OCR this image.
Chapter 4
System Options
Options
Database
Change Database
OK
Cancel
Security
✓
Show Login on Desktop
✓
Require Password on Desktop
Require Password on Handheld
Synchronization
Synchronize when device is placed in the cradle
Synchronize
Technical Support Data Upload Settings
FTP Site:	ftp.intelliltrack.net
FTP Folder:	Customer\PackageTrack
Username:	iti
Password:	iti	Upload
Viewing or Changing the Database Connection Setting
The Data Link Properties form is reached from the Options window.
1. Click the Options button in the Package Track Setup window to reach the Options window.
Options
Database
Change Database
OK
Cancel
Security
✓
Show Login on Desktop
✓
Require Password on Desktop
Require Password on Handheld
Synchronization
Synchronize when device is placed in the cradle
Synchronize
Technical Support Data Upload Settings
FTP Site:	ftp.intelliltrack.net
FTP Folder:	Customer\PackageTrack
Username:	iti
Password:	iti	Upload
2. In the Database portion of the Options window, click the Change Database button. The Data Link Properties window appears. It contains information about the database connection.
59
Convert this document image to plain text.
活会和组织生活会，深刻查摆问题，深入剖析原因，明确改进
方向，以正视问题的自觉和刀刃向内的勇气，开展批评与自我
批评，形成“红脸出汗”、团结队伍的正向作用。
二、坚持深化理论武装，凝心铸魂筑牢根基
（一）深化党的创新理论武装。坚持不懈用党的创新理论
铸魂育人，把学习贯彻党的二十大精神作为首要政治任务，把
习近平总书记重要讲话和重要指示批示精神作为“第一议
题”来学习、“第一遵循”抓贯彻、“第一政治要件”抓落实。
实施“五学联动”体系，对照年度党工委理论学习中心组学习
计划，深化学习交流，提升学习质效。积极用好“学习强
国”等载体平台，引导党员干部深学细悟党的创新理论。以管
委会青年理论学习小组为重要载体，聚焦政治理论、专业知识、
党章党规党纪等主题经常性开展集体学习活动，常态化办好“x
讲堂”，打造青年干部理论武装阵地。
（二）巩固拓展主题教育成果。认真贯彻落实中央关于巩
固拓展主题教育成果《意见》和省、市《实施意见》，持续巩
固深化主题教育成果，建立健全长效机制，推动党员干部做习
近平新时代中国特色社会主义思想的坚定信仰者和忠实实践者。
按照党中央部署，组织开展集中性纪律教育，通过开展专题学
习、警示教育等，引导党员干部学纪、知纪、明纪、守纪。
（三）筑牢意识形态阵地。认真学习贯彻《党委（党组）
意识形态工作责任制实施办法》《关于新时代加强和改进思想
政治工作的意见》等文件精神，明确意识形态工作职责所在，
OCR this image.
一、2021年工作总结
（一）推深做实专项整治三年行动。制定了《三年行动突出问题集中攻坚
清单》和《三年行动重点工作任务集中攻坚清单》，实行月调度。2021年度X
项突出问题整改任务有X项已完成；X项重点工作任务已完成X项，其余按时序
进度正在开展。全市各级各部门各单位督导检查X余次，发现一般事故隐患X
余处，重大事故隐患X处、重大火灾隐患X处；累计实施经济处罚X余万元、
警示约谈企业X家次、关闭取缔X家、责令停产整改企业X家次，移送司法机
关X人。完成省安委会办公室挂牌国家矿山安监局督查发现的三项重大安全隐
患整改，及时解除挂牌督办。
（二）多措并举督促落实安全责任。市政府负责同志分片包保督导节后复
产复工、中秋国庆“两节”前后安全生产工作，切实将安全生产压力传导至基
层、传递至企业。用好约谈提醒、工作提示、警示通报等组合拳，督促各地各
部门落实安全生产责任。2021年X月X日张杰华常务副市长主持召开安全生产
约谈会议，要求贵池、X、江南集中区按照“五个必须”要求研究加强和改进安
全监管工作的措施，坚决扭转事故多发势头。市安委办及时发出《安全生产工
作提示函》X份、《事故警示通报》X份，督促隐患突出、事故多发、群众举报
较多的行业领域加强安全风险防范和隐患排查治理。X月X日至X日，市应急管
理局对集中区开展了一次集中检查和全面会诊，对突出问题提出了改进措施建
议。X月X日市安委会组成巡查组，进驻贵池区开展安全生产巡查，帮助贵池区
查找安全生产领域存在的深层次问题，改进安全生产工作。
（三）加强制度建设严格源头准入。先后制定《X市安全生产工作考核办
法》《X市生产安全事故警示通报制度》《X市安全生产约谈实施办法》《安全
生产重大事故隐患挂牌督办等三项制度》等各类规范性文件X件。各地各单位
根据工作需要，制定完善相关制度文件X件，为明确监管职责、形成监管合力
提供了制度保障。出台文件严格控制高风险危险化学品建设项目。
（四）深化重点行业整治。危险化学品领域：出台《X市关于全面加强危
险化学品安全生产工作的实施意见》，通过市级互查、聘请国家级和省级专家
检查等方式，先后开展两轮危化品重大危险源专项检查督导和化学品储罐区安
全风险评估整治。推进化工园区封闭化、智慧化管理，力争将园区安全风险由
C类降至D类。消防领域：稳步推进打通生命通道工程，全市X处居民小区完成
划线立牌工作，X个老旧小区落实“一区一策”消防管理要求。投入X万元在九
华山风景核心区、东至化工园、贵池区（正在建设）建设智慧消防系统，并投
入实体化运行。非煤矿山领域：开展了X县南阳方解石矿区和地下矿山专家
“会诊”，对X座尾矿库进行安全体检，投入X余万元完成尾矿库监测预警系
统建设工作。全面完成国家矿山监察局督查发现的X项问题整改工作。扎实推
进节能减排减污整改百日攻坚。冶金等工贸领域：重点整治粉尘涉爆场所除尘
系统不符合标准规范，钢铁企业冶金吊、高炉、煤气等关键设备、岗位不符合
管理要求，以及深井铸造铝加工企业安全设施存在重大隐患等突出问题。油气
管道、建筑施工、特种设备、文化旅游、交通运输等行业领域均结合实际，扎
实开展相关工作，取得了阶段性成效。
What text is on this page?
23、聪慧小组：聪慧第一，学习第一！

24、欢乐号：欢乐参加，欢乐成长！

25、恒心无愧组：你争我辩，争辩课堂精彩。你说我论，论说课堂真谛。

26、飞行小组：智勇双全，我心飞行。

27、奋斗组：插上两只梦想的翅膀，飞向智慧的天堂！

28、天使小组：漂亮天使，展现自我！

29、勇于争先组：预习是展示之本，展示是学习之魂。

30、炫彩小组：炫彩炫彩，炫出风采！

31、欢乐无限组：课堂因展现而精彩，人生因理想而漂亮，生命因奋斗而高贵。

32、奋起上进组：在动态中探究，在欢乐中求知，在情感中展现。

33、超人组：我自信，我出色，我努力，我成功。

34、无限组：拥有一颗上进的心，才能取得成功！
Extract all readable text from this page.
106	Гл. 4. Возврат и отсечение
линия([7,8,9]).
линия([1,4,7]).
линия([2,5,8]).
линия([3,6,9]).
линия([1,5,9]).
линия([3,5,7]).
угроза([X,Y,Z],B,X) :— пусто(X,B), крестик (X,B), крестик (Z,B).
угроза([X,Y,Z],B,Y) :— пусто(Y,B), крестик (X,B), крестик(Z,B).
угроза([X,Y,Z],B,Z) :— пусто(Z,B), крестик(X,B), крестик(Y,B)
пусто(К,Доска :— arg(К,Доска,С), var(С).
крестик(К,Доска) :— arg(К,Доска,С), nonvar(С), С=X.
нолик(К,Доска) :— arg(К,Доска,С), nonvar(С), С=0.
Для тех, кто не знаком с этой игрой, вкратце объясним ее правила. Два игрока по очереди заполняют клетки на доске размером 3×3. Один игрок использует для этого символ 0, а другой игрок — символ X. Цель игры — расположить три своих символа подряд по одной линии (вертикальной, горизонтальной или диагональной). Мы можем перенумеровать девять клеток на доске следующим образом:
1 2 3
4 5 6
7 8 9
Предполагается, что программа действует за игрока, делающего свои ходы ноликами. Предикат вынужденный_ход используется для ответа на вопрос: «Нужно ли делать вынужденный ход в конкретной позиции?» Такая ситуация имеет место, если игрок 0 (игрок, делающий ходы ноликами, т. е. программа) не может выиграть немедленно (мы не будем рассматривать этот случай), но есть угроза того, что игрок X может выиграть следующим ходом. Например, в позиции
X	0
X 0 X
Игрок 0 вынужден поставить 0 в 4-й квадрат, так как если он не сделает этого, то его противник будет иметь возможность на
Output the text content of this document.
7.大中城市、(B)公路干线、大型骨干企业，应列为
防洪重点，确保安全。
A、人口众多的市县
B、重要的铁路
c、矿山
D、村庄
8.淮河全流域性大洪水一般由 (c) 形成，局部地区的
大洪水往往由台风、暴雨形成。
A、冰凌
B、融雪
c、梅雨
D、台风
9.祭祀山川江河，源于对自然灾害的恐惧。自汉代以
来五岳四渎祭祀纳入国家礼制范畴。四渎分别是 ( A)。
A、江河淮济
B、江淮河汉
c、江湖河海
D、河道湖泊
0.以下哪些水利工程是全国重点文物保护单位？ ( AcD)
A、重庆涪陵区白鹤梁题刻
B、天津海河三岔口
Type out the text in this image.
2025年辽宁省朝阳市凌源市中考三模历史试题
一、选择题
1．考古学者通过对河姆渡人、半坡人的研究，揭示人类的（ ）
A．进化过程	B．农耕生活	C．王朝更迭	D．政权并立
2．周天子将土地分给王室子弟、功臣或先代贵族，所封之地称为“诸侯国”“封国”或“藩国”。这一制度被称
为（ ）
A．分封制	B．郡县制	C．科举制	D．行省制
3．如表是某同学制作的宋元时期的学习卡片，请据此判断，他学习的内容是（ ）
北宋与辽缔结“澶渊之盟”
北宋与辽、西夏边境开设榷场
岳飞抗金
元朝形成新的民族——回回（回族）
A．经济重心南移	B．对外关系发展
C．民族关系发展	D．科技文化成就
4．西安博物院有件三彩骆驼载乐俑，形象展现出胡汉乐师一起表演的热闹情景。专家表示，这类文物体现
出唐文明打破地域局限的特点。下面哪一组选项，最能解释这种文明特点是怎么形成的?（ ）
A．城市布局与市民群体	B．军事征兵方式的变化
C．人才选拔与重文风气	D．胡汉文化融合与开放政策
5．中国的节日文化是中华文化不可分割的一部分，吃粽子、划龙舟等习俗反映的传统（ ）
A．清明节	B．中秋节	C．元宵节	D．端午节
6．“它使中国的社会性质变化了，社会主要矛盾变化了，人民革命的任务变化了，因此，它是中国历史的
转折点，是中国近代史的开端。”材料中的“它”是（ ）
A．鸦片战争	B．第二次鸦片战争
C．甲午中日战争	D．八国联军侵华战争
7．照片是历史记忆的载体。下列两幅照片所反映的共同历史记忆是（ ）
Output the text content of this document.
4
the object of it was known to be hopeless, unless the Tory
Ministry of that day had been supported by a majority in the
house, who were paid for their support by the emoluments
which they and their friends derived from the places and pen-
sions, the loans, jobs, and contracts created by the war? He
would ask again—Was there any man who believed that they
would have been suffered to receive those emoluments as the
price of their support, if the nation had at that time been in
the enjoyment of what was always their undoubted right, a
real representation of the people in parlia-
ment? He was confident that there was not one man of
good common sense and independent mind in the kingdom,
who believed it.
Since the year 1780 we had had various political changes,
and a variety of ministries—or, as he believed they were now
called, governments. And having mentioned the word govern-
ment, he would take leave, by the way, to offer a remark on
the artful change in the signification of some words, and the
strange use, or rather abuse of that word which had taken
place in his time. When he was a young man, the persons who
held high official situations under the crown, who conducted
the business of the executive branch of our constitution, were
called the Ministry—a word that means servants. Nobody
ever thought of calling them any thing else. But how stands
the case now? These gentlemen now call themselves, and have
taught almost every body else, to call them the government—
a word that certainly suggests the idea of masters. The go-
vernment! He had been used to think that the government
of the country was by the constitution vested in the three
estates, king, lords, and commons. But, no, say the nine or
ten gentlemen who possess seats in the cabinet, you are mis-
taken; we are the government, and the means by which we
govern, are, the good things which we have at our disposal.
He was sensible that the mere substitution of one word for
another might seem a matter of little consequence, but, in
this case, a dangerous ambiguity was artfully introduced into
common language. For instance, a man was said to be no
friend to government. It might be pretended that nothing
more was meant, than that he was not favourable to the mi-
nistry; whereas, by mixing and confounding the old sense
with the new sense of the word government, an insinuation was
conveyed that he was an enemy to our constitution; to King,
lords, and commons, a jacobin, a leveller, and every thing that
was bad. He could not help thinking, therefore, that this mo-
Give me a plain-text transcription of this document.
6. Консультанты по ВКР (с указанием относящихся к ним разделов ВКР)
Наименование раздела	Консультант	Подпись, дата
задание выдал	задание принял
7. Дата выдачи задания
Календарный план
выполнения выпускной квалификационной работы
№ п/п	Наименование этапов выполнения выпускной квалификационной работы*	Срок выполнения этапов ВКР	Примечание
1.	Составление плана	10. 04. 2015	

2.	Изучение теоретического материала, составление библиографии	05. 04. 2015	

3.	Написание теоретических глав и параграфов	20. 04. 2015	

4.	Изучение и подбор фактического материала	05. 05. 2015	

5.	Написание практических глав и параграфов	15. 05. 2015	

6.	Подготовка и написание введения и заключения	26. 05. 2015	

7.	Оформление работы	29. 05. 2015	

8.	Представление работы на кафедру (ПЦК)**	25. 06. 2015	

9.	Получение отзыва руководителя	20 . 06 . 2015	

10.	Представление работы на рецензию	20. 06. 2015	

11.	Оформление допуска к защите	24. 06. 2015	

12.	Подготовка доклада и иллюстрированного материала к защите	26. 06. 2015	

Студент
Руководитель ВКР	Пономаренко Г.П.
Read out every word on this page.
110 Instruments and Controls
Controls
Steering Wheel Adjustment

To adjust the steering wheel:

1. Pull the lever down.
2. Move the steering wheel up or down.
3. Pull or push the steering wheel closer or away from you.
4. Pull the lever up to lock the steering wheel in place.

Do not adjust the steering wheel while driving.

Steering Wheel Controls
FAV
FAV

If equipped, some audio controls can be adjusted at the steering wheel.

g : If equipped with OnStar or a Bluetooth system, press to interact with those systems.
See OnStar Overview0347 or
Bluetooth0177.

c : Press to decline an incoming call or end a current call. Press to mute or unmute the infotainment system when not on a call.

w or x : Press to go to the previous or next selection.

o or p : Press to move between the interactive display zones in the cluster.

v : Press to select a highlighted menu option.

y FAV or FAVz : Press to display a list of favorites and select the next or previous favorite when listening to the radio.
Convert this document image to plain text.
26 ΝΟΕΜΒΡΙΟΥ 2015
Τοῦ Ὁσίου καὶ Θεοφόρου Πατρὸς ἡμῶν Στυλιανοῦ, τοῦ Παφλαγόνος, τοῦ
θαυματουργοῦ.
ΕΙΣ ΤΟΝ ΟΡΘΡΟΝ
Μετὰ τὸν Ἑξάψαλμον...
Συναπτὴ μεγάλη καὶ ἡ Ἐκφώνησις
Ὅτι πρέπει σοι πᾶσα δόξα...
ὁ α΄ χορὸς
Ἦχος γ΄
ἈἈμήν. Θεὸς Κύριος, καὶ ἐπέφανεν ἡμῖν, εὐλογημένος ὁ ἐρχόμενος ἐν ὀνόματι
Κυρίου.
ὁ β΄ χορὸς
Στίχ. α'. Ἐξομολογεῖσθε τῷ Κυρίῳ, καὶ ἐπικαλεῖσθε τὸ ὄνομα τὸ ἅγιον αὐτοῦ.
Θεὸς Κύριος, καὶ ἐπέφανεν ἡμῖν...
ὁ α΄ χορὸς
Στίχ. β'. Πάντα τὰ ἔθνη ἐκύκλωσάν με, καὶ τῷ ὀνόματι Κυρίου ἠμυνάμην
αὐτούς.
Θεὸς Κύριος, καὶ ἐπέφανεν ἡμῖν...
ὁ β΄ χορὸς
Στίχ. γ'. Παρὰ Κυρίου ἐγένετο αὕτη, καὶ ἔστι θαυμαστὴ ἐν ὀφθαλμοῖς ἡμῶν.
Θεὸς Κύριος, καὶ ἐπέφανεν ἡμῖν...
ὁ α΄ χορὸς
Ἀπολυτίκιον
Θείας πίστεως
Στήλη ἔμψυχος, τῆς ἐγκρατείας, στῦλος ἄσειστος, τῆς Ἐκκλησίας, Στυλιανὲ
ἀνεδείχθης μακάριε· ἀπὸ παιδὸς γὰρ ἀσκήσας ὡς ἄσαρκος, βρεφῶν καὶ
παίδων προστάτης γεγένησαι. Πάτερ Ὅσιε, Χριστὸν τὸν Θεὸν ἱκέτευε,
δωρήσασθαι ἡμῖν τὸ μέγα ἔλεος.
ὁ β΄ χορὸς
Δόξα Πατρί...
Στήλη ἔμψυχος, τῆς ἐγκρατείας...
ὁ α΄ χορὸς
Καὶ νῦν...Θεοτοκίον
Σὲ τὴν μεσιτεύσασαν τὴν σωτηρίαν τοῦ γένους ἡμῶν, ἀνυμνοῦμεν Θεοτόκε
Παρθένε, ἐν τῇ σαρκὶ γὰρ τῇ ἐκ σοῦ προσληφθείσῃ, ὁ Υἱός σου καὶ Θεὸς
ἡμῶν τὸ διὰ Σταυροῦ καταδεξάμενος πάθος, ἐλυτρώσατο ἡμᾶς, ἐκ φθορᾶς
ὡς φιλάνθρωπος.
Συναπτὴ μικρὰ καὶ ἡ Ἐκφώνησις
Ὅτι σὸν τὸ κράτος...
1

What you will do
From the listing above, collect every line that mentions the word "commons".

Solution
estates, king, lords, and commons. But, no, say the nine or
lords, and commons, a jacobin, a leveller, and every thing that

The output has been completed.